**TASK INSTRUCTIONS:**
Give the number of lines holding the string "arcsec" and nothing more.

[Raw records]
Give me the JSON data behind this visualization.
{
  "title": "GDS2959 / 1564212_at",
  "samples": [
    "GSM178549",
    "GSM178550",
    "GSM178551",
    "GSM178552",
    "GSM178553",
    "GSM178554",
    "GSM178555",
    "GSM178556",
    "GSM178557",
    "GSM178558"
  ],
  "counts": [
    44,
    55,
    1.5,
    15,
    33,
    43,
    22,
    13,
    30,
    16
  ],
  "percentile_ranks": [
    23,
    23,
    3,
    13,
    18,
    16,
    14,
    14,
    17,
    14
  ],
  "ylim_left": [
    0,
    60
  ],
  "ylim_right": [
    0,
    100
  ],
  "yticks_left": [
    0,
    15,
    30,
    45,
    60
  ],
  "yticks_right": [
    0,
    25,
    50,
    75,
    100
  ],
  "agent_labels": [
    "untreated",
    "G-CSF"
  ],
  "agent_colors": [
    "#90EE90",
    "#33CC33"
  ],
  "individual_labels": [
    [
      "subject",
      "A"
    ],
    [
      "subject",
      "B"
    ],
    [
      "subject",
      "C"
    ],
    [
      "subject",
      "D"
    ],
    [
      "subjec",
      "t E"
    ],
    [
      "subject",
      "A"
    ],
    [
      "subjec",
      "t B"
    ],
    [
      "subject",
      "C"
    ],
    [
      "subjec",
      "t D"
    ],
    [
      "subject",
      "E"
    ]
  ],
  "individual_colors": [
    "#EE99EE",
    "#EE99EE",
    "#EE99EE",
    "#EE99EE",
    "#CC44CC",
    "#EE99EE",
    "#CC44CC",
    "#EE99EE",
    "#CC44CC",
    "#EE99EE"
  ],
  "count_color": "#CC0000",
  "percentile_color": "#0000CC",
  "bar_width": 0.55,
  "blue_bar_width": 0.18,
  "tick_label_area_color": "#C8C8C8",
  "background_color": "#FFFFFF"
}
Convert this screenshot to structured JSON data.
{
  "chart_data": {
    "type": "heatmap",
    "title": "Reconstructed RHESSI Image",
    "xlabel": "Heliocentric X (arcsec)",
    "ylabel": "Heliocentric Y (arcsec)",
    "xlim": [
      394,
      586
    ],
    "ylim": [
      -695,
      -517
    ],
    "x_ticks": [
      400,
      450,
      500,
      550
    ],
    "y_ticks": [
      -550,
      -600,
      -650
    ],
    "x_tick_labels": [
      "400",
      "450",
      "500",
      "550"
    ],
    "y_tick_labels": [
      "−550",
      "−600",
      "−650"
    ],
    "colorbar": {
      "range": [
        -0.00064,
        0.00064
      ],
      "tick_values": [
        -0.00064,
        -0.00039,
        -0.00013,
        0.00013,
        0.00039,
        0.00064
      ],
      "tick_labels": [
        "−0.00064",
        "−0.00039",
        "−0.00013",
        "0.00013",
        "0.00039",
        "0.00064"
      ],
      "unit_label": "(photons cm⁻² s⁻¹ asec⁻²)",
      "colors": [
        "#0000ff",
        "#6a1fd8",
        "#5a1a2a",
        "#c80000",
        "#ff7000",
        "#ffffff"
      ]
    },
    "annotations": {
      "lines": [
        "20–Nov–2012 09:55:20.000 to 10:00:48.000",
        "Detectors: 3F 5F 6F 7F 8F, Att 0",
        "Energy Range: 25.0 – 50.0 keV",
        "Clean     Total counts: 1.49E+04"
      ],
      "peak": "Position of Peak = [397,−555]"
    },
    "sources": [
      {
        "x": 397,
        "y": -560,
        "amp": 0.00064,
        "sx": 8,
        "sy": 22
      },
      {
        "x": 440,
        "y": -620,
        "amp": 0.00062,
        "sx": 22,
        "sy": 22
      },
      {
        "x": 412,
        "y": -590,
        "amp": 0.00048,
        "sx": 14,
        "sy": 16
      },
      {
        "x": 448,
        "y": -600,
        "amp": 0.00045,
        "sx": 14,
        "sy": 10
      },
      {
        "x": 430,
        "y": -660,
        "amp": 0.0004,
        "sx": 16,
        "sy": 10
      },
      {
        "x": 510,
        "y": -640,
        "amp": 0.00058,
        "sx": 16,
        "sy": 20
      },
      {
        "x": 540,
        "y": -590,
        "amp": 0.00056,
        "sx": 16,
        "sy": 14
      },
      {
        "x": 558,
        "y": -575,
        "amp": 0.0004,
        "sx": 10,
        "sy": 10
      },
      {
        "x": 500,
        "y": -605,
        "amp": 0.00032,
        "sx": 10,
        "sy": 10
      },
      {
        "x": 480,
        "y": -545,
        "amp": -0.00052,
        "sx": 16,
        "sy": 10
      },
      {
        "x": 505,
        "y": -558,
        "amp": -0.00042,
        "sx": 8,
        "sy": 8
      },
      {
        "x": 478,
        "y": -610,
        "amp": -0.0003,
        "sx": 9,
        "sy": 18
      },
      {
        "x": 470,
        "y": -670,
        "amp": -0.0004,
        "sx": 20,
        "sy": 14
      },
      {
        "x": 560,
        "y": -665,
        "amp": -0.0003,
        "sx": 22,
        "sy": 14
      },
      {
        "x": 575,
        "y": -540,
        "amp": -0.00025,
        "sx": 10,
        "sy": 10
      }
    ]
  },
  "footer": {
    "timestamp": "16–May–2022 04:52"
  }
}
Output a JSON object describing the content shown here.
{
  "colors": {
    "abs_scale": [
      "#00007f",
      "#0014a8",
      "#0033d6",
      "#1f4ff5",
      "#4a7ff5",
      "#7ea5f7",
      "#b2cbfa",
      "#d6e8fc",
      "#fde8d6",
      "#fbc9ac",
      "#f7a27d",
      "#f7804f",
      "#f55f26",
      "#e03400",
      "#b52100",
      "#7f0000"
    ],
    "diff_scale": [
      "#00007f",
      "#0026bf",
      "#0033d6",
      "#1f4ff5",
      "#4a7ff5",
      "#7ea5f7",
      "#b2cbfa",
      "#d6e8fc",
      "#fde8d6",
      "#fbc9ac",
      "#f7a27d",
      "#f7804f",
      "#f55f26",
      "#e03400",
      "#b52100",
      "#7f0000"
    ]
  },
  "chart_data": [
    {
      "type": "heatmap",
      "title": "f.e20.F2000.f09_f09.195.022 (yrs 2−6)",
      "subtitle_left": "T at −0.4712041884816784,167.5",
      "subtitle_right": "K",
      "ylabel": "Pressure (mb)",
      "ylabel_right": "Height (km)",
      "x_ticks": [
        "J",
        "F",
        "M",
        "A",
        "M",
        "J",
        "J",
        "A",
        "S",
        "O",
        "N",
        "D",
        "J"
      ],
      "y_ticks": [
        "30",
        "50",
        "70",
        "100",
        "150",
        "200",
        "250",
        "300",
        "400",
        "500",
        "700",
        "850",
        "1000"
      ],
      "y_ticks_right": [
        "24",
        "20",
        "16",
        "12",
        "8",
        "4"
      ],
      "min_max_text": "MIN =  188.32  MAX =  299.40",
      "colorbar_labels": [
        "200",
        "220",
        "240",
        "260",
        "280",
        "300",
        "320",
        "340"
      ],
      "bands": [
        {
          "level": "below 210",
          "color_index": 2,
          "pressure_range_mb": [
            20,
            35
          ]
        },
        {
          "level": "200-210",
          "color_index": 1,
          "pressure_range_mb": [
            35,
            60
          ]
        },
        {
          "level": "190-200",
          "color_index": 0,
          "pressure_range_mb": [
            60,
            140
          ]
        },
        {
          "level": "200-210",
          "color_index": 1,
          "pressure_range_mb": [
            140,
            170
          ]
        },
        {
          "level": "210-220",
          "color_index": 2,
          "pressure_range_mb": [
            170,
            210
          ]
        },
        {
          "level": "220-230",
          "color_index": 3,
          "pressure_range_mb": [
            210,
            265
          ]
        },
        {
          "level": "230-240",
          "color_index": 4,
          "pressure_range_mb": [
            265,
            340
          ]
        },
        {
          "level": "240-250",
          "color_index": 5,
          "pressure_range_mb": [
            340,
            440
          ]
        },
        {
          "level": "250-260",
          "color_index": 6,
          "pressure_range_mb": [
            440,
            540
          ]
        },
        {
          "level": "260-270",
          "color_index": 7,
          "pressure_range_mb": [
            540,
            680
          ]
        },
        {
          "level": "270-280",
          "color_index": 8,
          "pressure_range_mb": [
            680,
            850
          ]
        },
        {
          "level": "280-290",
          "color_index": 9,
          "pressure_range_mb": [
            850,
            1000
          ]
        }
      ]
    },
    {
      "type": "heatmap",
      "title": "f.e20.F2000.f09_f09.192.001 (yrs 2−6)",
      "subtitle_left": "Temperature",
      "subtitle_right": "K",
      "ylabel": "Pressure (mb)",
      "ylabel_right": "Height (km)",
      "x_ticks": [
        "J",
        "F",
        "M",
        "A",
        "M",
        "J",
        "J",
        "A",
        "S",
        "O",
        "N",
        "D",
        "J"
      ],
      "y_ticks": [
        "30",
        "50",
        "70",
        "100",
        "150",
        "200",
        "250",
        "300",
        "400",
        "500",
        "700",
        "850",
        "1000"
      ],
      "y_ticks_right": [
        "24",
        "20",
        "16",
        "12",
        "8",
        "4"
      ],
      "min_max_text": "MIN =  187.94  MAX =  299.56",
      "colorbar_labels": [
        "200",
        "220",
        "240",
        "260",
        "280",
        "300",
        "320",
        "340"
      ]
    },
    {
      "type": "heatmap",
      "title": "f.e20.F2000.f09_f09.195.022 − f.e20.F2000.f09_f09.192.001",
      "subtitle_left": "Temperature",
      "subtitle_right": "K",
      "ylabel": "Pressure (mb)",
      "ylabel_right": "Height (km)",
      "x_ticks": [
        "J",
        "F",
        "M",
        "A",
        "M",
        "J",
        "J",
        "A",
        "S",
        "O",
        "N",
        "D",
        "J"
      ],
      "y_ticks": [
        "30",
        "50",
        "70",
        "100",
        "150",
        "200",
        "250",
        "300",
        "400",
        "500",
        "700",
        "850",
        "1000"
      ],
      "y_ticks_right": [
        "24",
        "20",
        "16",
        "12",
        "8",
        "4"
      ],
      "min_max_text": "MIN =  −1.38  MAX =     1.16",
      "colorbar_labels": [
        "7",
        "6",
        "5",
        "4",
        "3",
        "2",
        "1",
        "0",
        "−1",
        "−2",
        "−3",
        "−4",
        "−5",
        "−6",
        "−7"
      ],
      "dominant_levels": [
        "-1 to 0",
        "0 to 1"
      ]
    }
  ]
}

**EXERCISE OUTPUT:**
2